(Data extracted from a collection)
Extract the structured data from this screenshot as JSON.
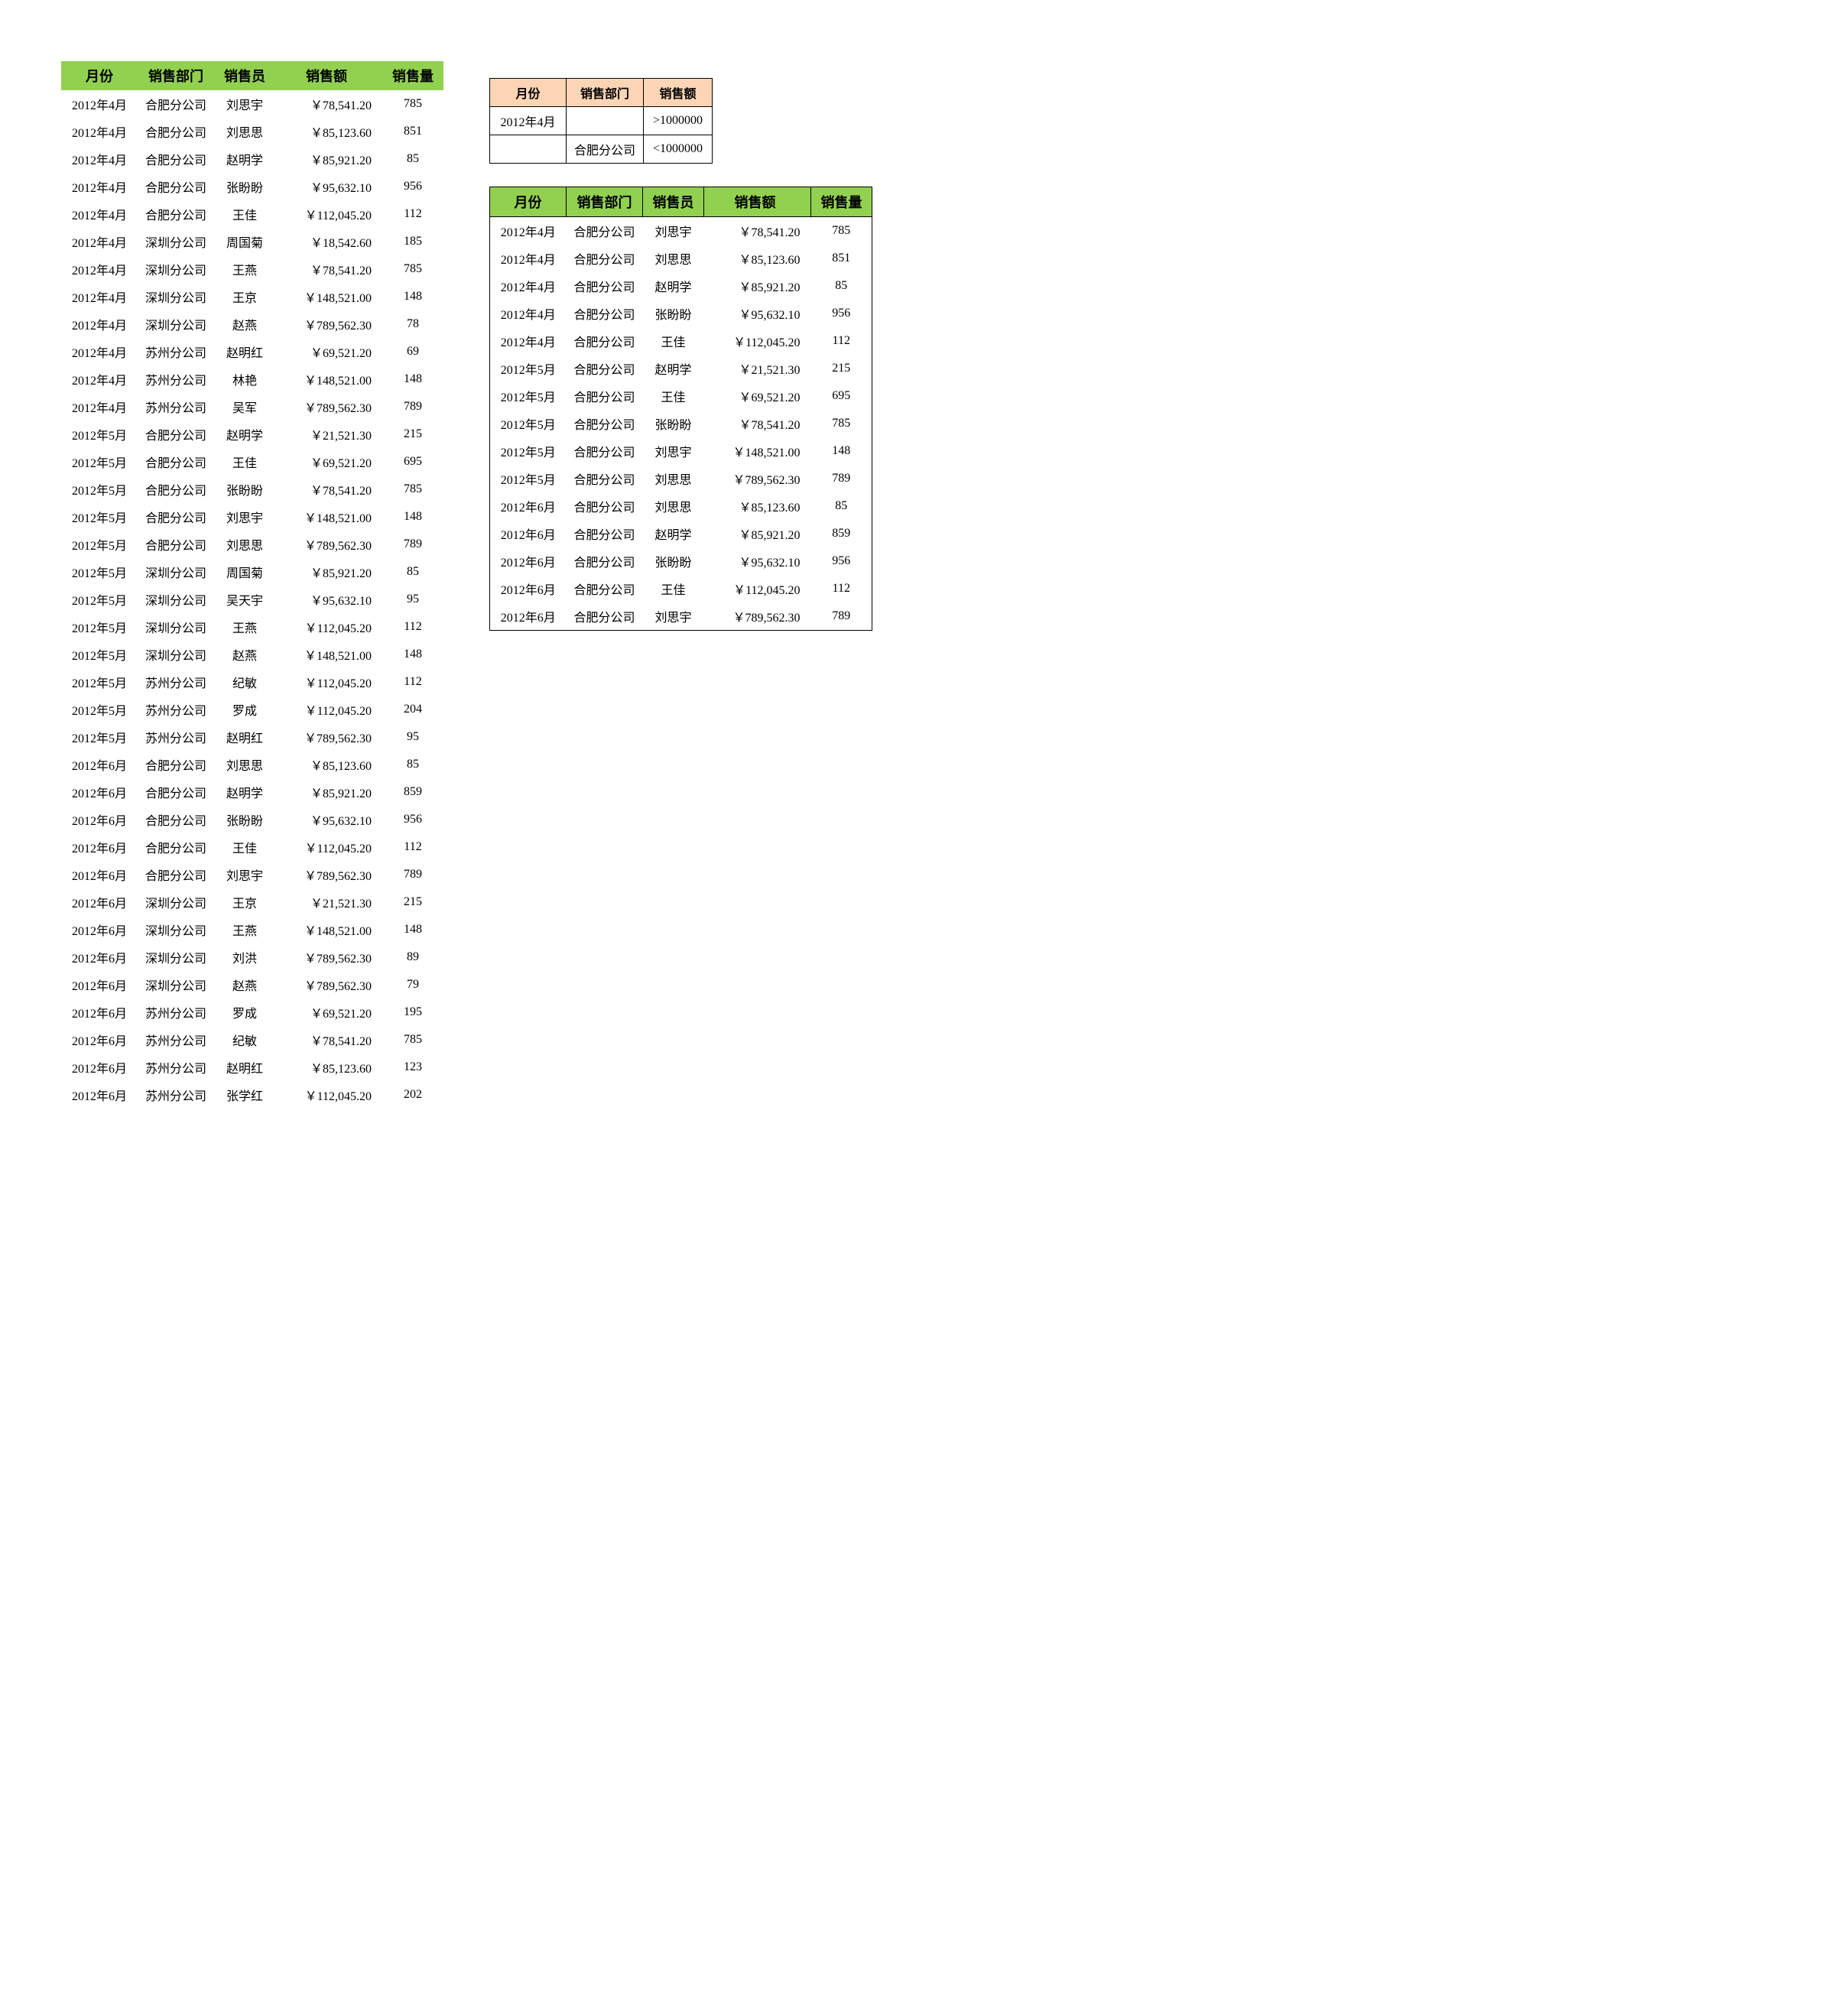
{
  "colors": {
    "header_green": "#92d050",
    "header_peach": "#fcd5b4",
    "border": "#000000",
    "bg": "#ffffff",
    "text": "#000000"
  },
  "main_table": {
    "headers": [
      "月份",
      "销售部门",
      "销售员",
      "销售额",
      "销售量"
    ],
    "rows": [
      [
        "2012年4月",
        "合肥分公司",
        "刘思宇",
        "￥78,541.20",
        "785"
      ],
      [
        "2012年4月",
        "合肥分公司",
        "刘思思",
        "￥85,123.60",
        "851"
      ],
      [
        "2012年4月",
        "合肥分公司",
        "赵明学",
        "￥85,921.20",
        "85"
      ],
      [
        "2012年4月",
        "合肥分公司",
        "张盼盼",
        "￥95,632.10",
        "956"
      ],
      [
        "2012年4月",
        "合肥分公司",
        "王佳",
        "￥112,045.20",
        "112"
      ],
      [
        "2012年4月",
        "深圳分公司",
        "周国菊",
        "￥18,542.60",
        "185"
      ],
      [
        "2012年4月",
        "深圳分公司",
        "王燕",
        "￥78,541.20",
        "785"
      ],
      [
        "2012年4月",
        "深圳分公司",
        "王京",
        "￥148,521.00",
        "148"
      ],
      [
        "2012年4月",
        "深圳分公司",
        "赵燕",
        "￥789,562.30",
        "78"
      ],
      [
        "2012年4月",
        "苏州分公司",
        "赵明红",
        "￥69,521.20",
        "69"
      ],
      [
        "2012年4月",
        "苏州分公司",
        "林艳",
        "￥148,521.00",
        "148"
      ],
      [
        "2012年4月",
        "苏州分公司",
        "吴军",
        "￥789,562.30",
        "789"
      ],
      [
        "2012年5月",
        "合肥分公司",
        "赵明学",
        "￥21,521.30",
        "215"
      ],
      [
        "2012年5月",
        "合肥分公司",
        "王佳",
        "￥69,521.20",
        "695"
      ],
      [
        "2012年5月",
        "合肥分公司",
        "张盼盼",
        "￥78,541.20",
        "785"
      ],
      [
        "2012年5月",
        "合肥分公司",
        "刘思宇",
        "￥148,521.00",
        "148"
      ],
      [
        "2012年5月",
        "合肥分公司",
        "刘思思",
        "￥789,562.30",
        "789"
      ],
      [
        "2012年5月",
        "深圳分公司",
        "周国菊",
        "￥85,921.20",
        "85"
      ],
      [
        "2012年5月",
        "深圳分公司",
        "吴天宇",
        "￥95,632.10",
        "95"
      ],
      [
        "2012年5月",
        "深圳分公司",
        "王燕",
        "￥112,045.20",
        "112"
      ],
      [
        "2012年5月",
        "深圳分公司",
        "赵燕",
        "￥148,521.00",
        "148"
      ],
      [
        "2012年5月",
        "苏州分公司",
        "纪敏",
        "￥112,045.20",
        "112"
      ],
      [
        "2012年5月",
        "苏州分公司",
        "罗成",
        "￥112,045.20",
        "204"
      ],
      [
        "2012年5月",
        "苏州分公司",
        "赵明红",
        "￥789,562.30",
        "95"
      ],
      [
        "2012年6月",
        "合肥分公司",
        "刘思思",
        "￥85,123.60",
        "85"
      ],
      [
        "2012年6月",
        "合肥分公司",
        "赵明学",
        "￥85,921.20",
        "859"
      ],
      [
        "2012年6月",
        "合肥分公司",
        "张盼盼",
        "￥95,632.10",
        "956"
      ],
      [
        "2012年6月",
        "合肥分公司",
        "王佳",
        "￥112,045.20",
        "112"
      ],
      [
        "2012年6月",
        "合肥分公司",
        "刘思宇",
        "￥789,562.30",
        "789"
      ],
      [
        "2012年6月",
        "深圳分公司",
        "王京",
        "￥21,521.30",
        "215"
      ],
      [
        "2012年6月",
        "深圳分公司",
        "王燕",
        "￥148,521.00",
        "148"
      ],
      [
        "2012年6月",
        "深圳分公司",
        "刘洪",
        "￥789,562.30",
        "89"
      ],
      [
        "2012年6月",
        "深圳分公司",
        "赵燕",
        "￥789,562.30",
        "79"
      ],
      [
        "2012年6月",
        "苏州分公司",
        "罗成",
        "￥69,521.20",
        "195"
      ],
      [
        "2012年6月",
        "苏州分公司",
        "纪敏",
        "￥78,541.20",
        "785"
      ],
      [
        "2012年6月",
        "苏州分公司",
        "赵明红",
        "￥85,123.60",
        "123"
      ],
      [
        "2012年6月",
        "苏州分公司",
        "张学红",
        "￥112,045.20",
        "202"
      ]
    ]
  },
  "filter_table": {
    "headers": [
      "月份",
      "销售部门",
      "销售额"
    ],
    "rows": [
      [
        "2012年4月",
        "",
        ">1000000"
      ],
      [
        "",
        "合肥分公司",
        "<1000000"
      ]
    ]
  },
  "result_table": {
    "headers": [
      "月份",
      "销售部门",
      "销售员",
      "销售额",
      "销售量"
    ],
    "rows": [
      [
        "2012年4月",
        "合肥分公司",
        "刘思宇",
        "￥78,541.20",
        "785"
      ],
      [
        "2012年4月",
        "合肥分公司",
        "刘思思",
        "￥85,123.60",
        "851"
      ],
      [
        "2012年4月",
        "合肥分公司",
        "赵明学",
        "￥85,921.20",
        "85"
      ],
      [
        "2012年4月",
        "合肥分公司",
        "张盼盼",
        "￥95,632.10",
        "956"
      ],
      [
        "2012年4月",
        "合肥分公司",
        "王佳",
        "￥112,045.20",
        "112"
      ],
      [
        "2012年5月",
        "合肥分公司",
        "赵明学",
        "￥21,521.30",
        "215"
      ],
      [
        "2012年5月",
        "合肥分公司",
        "王佳",
        "￥69,521.20",
        "695"
      ],
      [
        "2012年5月",
        "合肥分公司",
        "张盼盼",
        "￥78,541.20",
        "785"
      ],
      [
        "2012年5月",
        "合肥分公司",
        "刘思宇",
        "￥148,521.00",
        "148"
      ],
      [
        "2012年5月",
        "合肥分公司",
        "刘思思",
        "￥789,562.30",
        "789"
      ],
      [
        "2012年6月",
        "合肥分公司",
        "刘思思",
        "￥85,123.60",
        "85"
      ],
      [
        "2012年6月",
        "合肥分公司",
        "赵明学",
        "￥85,921.20",
        "859"
      ],
      [
        "2012年6月",
        "合肥分公司",
        "张盼盼",
        "￥95,632.10",
        "956"
      ],
      [
        "2012年6月",
        "合肥分公司",
        "王佳",
        "￥112,045.20",
        "112"
      ],
      [
        "2012年6月",
        "合肥分公司",
        "刘思宇",
        "￥789,562.30",
        "789"
      ]
    ]
  }
}
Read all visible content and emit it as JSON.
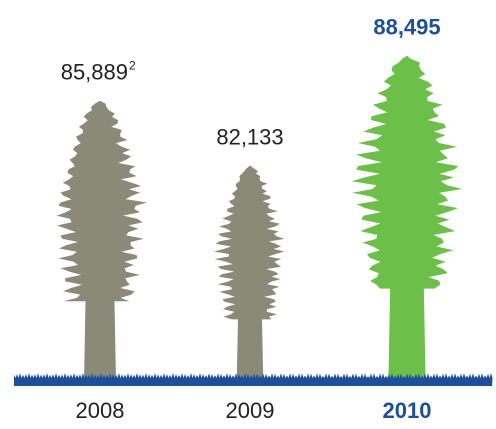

» WHAT IS BEING ASKED: Check each line above for the word "JSON", and copy the lines where it appears.

» RESPONSE TO THIS TASK:
Extract the structured data from this screenshot as JSON.
Read all visible content and emit it as JSON.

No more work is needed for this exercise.